**YOUR TASK**
Within the listing below, locate all lines containing the word "header". Copy each one.

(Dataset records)
** begin **

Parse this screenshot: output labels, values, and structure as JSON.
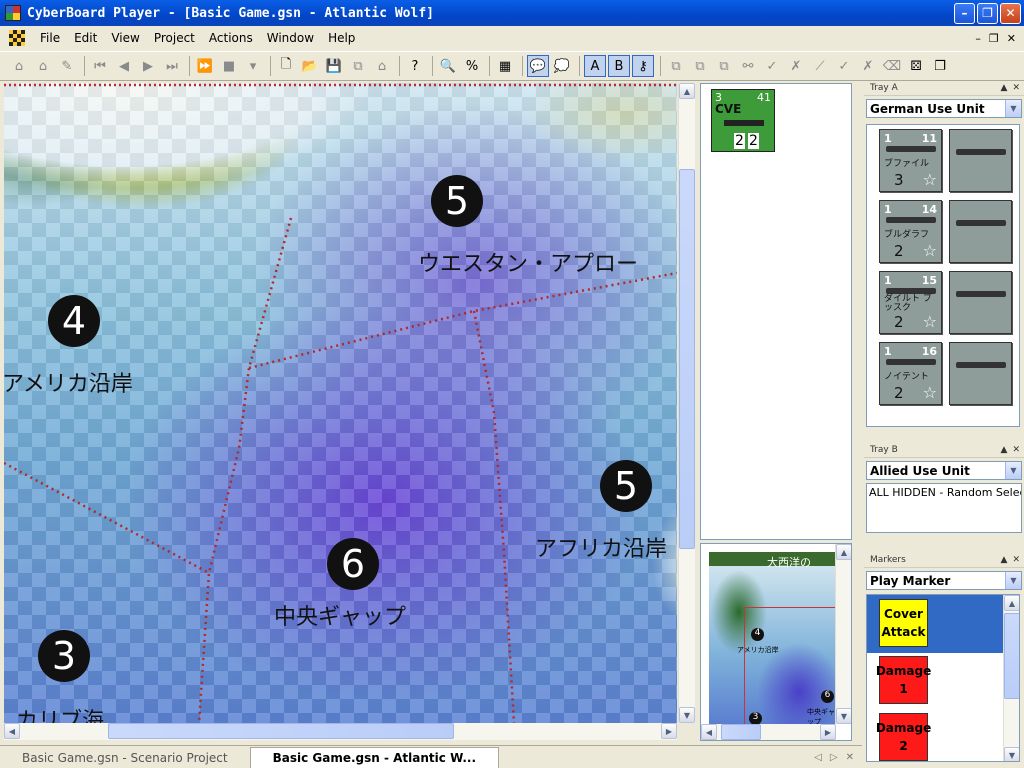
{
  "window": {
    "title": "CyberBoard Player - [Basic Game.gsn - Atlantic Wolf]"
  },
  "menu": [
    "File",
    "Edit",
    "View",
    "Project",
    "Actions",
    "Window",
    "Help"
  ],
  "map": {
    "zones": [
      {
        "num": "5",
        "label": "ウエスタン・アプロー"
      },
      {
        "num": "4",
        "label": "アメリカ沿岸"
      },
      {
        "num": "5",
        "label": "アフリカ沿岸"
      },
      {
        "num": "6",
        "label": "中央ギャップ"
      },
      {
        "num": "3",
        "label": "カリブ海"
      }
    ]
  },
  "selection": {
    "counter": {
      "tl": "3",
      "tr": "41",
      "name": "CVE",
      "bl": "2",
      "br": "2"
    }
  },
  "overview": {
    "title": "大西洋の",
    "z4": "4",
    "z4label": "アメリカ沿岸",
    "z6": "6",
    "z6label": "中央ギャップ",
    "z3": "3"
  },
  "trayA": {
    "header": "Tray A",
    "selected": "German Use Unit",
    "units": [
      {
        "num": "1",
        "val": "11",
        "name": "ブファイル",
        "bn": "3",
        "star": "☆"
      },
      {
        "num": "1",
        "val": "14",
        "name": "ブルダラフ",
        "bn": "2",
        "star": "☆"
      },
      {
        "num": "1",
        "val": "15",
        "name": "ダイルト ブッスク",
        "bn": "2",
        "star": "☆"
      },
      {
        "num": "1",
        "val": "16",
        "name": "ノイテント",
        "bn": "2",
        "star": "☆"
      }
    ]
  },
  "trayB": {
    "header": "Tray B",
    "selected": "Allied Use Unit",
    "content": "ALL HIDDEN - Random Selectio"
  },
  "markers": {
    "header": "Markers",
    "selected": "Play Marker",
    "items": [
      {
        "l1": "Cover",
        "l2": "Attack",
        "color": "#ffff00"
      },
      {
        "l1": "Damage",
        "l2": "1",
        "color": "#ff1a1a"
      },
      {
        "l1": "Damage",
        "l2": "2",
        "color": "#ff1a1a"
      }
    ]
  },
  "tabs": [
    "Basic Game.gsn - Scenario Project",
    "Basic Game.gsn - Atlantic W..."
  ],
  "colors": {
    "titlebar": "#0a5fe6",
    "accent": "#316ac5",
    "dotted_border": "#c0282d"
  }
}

** end **

**TASK OUTPUT**
    "header": "Tray A",
    "header": "Tray B",
    "header": "Markers",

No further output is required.